[start MATERIAL]

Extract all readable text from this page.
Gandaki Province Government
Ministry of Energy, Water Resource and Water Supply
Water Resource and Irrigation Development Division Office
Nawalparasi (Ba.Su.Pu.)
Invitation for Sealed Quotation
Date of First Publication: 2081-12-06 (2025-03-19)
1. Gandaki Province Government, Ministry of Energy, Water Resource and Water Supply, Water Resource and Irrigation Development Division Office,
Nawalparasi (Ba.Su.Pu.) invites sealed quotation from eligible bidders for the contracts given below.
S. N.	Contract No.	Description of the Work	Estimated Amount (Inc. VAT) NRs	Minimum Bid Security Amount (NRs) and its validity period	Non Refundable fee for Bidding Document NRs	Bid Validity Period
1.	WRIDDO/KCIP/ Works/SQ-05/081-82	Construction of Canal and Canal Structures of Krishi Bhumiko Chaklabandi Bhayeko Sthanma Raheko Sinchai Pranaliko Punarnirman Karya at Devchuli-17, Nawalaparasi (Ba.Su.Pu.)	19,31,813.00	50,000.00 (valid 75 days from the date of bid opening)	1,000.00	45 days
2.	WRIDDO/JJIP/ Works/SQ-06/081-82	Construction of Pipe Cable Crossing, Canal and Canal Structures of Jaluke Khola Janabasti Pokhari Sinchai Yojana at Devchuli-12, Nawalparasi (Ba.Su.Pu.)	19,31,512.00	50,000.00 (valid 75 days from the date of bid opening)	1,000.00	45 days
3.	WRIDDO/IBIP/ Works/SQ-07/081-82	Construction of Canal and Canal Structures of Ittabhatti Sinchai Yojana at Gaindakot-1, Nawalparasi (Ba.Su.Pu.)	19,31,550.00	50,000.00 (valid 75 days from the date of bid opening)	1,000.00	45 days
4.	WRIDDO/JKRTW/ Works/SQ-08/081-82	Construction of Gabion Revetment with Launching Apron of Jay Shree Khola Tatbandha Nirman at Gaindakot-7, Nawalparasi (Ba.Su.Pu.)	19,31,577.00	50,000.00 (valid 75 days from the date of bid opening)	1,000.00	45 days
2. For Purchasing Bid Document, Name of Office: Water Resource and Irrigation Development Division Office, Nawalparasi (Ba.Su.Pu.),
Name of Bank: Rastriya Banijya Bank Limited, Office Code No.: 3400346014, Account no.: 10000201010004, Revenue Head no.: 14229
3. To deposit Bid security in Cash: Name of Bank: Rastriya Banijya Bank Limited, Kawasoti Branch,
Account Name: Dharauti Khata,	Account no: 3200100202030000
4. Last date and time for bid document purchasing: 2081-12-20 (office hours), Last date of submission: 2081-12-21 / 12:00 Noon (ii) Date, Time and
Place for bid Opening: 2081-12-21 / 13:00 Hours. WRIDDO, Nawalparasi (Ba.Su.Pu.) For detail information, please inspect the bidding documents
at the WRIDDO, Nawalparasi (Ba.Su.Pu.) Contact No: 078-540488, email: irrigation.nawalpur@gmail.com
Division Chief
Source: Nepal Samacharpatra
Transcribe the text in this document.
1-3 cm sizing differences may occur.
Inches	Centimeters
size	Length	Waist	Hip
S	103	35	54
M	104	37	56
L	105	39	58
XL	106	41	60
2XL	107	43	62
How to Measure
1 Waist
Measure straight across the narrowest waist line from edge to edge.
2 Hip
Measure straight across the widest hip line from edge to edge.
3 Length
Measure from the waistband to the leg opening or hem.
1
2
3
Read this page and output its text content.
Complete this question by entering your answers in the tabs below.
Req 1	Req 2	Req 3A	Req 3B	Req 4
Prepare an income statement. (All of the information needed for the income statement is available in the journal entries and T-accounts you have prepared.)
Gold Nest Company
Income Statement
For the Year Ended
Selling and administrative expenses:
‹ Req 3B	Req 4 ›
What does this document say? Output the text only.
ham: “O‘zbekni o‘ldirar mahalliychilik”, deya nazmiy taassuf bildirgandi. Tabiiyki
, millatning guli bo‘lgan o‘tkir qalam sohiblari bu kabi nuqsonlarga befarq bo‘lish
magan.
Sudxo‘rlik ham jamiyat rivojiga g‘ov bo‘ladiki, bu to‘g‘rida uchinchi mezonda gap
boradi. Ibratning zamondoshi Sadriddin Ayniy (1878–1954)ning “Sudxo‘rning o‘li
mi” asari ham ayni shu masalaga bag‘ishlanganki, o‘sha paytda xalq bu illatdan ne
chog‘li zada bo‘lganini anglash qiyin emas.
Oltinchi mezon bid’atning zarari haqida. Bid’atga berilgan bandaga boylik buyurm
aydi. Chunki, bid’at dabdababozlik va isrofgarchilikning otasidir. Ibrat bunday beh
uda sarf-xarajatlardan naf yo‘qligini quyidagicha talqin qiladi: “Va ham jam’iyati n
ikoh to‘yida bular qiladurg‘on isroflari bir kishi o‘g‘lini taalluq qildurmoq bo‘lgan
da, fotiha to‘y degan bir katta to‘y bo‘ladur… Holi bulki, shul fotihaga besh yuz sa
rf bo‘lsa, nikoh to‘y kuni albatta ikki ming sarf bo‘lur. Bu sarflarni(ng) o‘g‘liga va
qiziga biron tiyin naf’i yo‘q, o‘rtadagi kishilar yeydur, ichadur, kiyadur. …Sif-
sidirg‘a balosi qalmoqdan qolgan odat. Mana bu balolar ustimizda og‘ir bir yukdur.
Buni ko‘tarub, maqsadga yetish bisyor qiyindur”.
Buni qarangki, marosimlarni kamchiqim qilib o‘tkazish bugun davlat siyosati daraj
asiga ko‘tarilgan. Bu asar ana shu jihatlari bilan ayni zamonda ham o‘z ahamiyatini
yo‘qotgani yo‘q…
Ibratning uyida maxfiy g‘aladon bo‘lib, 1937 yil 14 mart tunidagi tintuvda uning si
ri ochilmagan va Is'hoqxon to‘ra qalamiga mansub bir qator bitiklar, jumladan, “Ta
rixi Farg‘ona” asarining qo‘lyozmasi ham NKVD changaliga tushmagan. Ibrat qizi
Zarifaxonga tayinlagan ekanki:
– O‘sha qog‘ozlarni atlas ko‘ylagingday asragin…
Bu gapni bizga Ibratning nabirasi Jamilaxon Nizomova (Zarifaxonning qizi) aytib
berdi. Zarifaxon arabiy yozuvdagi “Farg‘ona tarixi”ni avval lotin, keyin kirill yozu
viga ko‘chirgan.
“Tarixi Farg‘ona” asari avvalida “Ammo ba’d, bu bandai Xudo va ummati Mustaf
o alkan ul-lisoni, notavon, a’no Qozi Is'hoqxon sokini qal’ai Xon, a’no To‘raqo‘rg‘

[end MATERIAL]

> **REQUIREMENTS**
Your task is to quote the listing above word for word.

> **RESPONSE**
Extract all readable text from this page.
Gandaki Province Government
Ministry of Energy, Water Resource and Water Supply
Water Resource and Irrigation Development Division Office
Nawalparasi (Ba.Su.Pu.)
Invitation for Sealed Quotation
Date of First Publication: 2081-12-06 (2025-03-19)
1. Gandaki Province Government, Ministry of Energy, Water Resource and Water Supply, Water Resource and Irrigation Development Division Office,
Nawalparasi (Ba.Su.Pu.) invites sealed quotation from eligible bidders for the contracts given below.
S. N.	Contract No.	Description of the Work	Estimated Amount (Inc. VAT) NRs	Minimum Bid Security Amount (NRs) and its validity period	Non Refundable fee for Bidding Document NRs	Bid Validity Period
1.	WRIDDO/KCIP/ Works/SQ-05/081-82	Construction of Canal and Canal Structures of Krishi Bhumiko Chaklabandi Bhayeko Sthanma Raheko Sinchai Pranaliko Punarnirman Karya at Devchuli-17, Nawalaparasi (Ba.Su.Pu.)	19,31,813.00	50,000.00 (valid 75 days from the date of bid opening)	1,000.00	45 days
2.	WRIDDO/JJIP/ Works/SQ-06/081-82	Construction of Pipe Cable Crossing, Canal and Canal Structures of Jaluke Khola Janabasti Pokhari Sinchai Yojana at Devchuli-12, Nawalparasi (Ba.Su.Pu.)	19,31,512.00	50,000.00 (valid 75 days from the date of bid opening)	1,000.00	45 days
3.	WRIDDO/IBIP/ Works/SQ-07/081-82	Construction of Canal and Canal Structures of Ittabhatti Sinchai Yojana at Gaindakot-1, Nawalparasi (Ba.Su.Pu.)	19,31,550.00	50,000.00 (valid 75 days from the date of bid opening)	1,000.00	45 days
4.	WRIDDO/JKRTW/ Works/SQ-08/081-82	Construction of Gabion Revetment with Launching Apron of Jay Shree Khola Tatbandha Nirman at Gaindakot-7, Nawalparasi (Ba.Su.Pu.)	19,31,577.00	50,000.00 (valid 75 days from the date of bid opening)	1,000.00	45 days
2. For Purchasing Bid Document, Name of Office: Water Resource and Irrigation Development Division Office, Nawalparasi (Ba.Su.Pu.),
Name of Bank: Rastriya Banijya Bank Limited, Office Code No.: 3400346014, Account no.: 10000201010004, Revenue Head no.: 14229
3. To deposit Bid security in Cash: Name of Bank: Rastriya Banijya Bank Limited, Kawasoti Branch,
Account Name: Dharauti Khata,	Account no: 3200100202030000
4. Last date and time for bid document purchasing: 2081-12-20 (office hours), Last date of submission: 2081-12-21 / 12:00 Noon (ii) Date, Time and
Place for bid Opening: 2081-12-21 / 13:00 Hours. WRIDDO, Nawalparasi (Ba.Su.Pu.) For detail information, please inspect the bidding documents
at the WRIDDO, Nawalparasi (Ba.Su.Pu.) Contact No: 078-540488, email: irrigation.nawalpur@gmail.com
Division Chief
Source: Nepal Samacharpatra
Transcribe the text in this document.
1-3 cm sizing differences may occur.
Inches	Centimeters
size	Length	Waist	Hip
S	103	35	54
M	104	37	56
L	105	39	58
XL	106	41	60
2XL	107	43	62
How to Measure
1 Waist
Measure straight across the narrowest waist line from edge to edge.
2 Hip
Measure straight across the widest hip line from edge to edge.
3 Length
Measure from the waistband to the leg opening or hem.
1
2
3
Read this page and output its text content.
Complete this question by entering your answers in the tabs below.
Req 1	Req 2	Req 3A	Req 3B	Req 4
Prepare an income statement. (All of the information needed for the income statement is available in the journal entries and T-accounts you have prepared.)
Gold Nest Company
Income Statement
For the Year Ended
Selling and administrative expenses:
‹ Req 3B	Req 4 ›
What does this document say? Output the text only.
ham: “O‘zbekni o‘ldirar mahalliychilik”, deya nazmiy taassuf bildirgandi. Tabiiyki
, millatning guli bo‘lgan o‘tkir qalam sohiblari bu kabi nuqsonlarga befarq bo‘lish
magan.
Sudxo‘rlik ham jamiyat rivojiga g‘ov bo‘ladiki, bu to‘g‘rida uchinchi mezonda gap
boradi. Ibratning zamondoshi Sadriddin Ayniy (1878–1954)ning “Sudxo‘rning o‘li
mi” asari ham ayni shu masalaga bag‘ishlanganki, o‘sha paytda xalq bu illatdan ne
chog‘li zada bo‘lganini anglash qiyin emas.
Oltinchi mezon bid’atning zarari haqida. Bid’atga berilgan bandaga boylik buyurm
aydi. Chunki, bid’at dabdababozlik va isrofgarchilikning otasidir. Ibrat bunday beh
uda sarf-xarajatlardan naf yo‘qligini quyidagicha talqin qiladi: “Va ham jam’iyati n
ikoh to‘yida bular qiladurg‘on isroflari bir kishi o‘g‘lini taalluq qildurmoq bo‘lgan
da, fotiha to‘y degan bir katta to‘y bo‘ladur… Holi bulki, shul fotihaga besh yuz sa
rf bo‘lsa, nikoh to‘y kuni albatta ikki ming sarf bo‘lur. Bu sarflarni(ng) o‘g‘liga va
qiziga biron tiyin naf’i yo‘q, o‘rtadagi kishilar yeydur, ichadur, kiyadur. …Sif-
sidirg‘a balosi qalmoqdan qolgan odat. Mana bu balolar ustimizda og‘ir bir yukdur.
Buni ko‘tarub, maqsadga yetish bisyor qiyindur”.
Buni qarangki, marosimlarni kamchiqim qilib o‘tkazish bugun davlat siyosati daraj
asiga ko‘tarilgan. Bu asar ana shu jihatlari bilan ayni zamonda ham o‘z ahamiyatini
yo‘qotgani yo‘q…
Ibratning uyida maxfiy g‘aladon bo‘lib, 1937 yil 14 mart tunidagi tintuvda uning si
ri ochilmagan va Is'hoqxon to‘ra qalamiga mansub bir qator bitiklar, jumladan, “Ta
rixi Farg‘ona” asarining qo‘lyozmasi ham NKVD changaliga tushmagan. Ibrat qizi
Zarifaxonga tayinlagan ekanki:
– O‘sha qog‘ozlarni atlas ko‘ylagingday asragin…
Bu gapni bizga Ibratning nabirasi Jamilaxon Nizomova (Zarifaxonning qizi) aytib
berdi. Zarifaxon arabiy yozuvdagi “Farg‘ona tarixi”ni avval lotin, keyin kirill yozu
viga ko‘chirgan.
“Tarixi Farg‘ona” asari avvalida “Ammo ba’d, bu bandai Xudo va ummati Mustaf
o alkan ul-lisoni, notavon, a’no Qozi Is'hoqxon sokini qal’ai Xon, a’no To‘raqo‘rg‘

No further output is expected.